__Description of the task__:
From the entries that follow, pick out all lines holding "made".

───── Dataset records

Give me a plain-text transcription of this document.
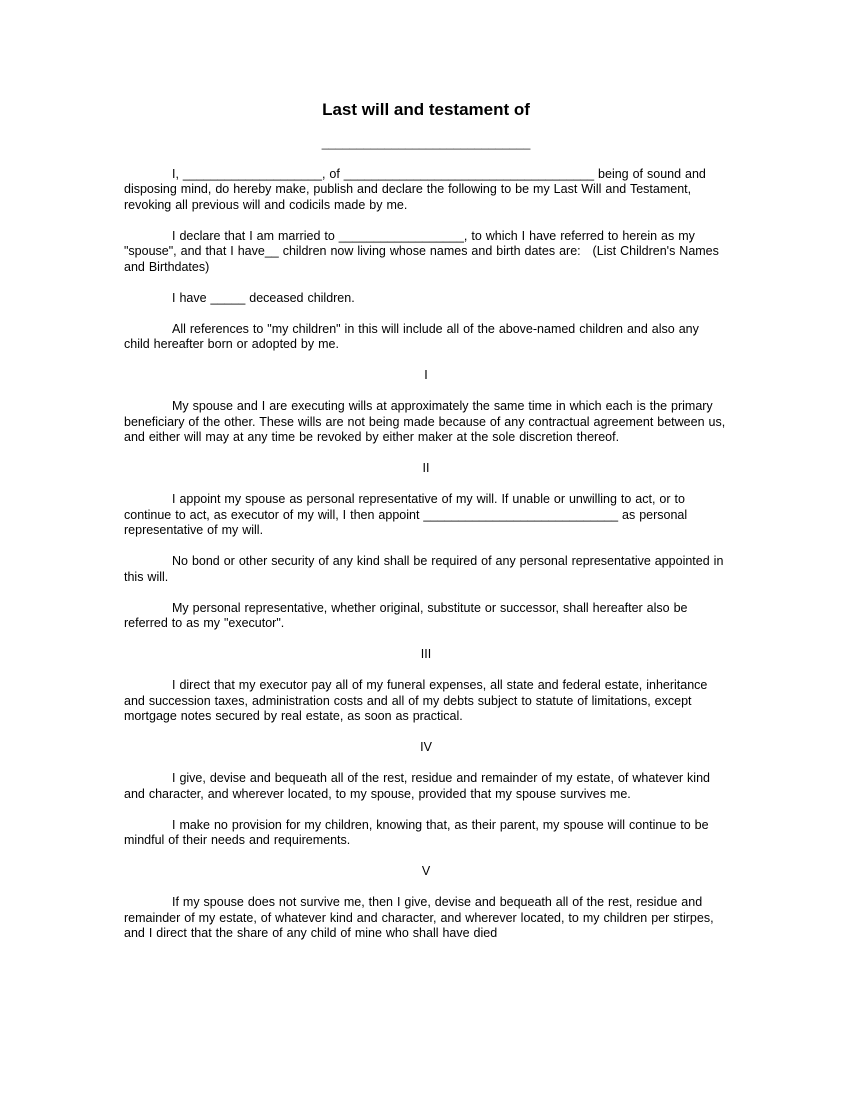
Last will and testament of

______________________________

I, ____________________, of ____________________________________ being of sound and disposing mind, do hereby make, publish and declare the following to be my Last Will and Testament, revoking all previous will and codicils made by me.

I declare that I am married to __________________, to which I have referred to herein as my "spouse", and that I have__ children now living whose names and birth dates are:   (List Children's Names and Birthdates)

I have _____ deceased children.

All references to "my children" in this will include all of the above-named children and also any child hereafter born or adopted by me.

I

My spouse and I are executing wills at approximately the same time in which each is the primary beneficiary of the other. These wills are not being made because of any contractual agreement between us, and either will may at any time be revoked by either maker at the sole discretion thereof.

II

I appoint my spouse as personal representative of my will. If unable or unwilling to act, or to continue to act, as executor of my will, I then appoint ____________________________ as personal representative of my will.

No bond or other security of any kind shall be required of any personal representative appointed in this will.

My personal representative, whether original, substitute or successor, shall hereafter also be referred to as my "executor".

III

I direct that my executor pay all of my funeral expenses, all state and federal estate, inheritance and succession taxes, administration costs and all of my debts subject to statute of limitations, except mortgage notes secured by real estate, as soon as practical.

IV

I give, devise and bequeath all of the rest, residue and remainder of my estate, of whatever kind and character, and wherever located, to my spouse, provided that my spouse survives me.

I make no provision for my children, knowing that, as their parent, my spouse will continue to be mindful of their needs and requirements.

V

If my spouse does not survive me, then I give, devise and bequeath all of the rest, residue and remainder of my estate, of whatever kind and character, and wherever located, to my children per stirpes, and I direct that the share of any child of mine who shall have died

──────────

__Written solution__:
I, ____________________, of ____________________________________ being of sound and disposing mind, do hereby make, publish and declare the following to be my Last Will and Testament, revoking all previous will and codicils made by me.
My spouse and I are executing wills at approximately the same time in which each is the primary beneficiary of the other. These wills are not being made because of any contractual agreement between us, and either will may at any time be revoked by either maker at the sole discretion thereof.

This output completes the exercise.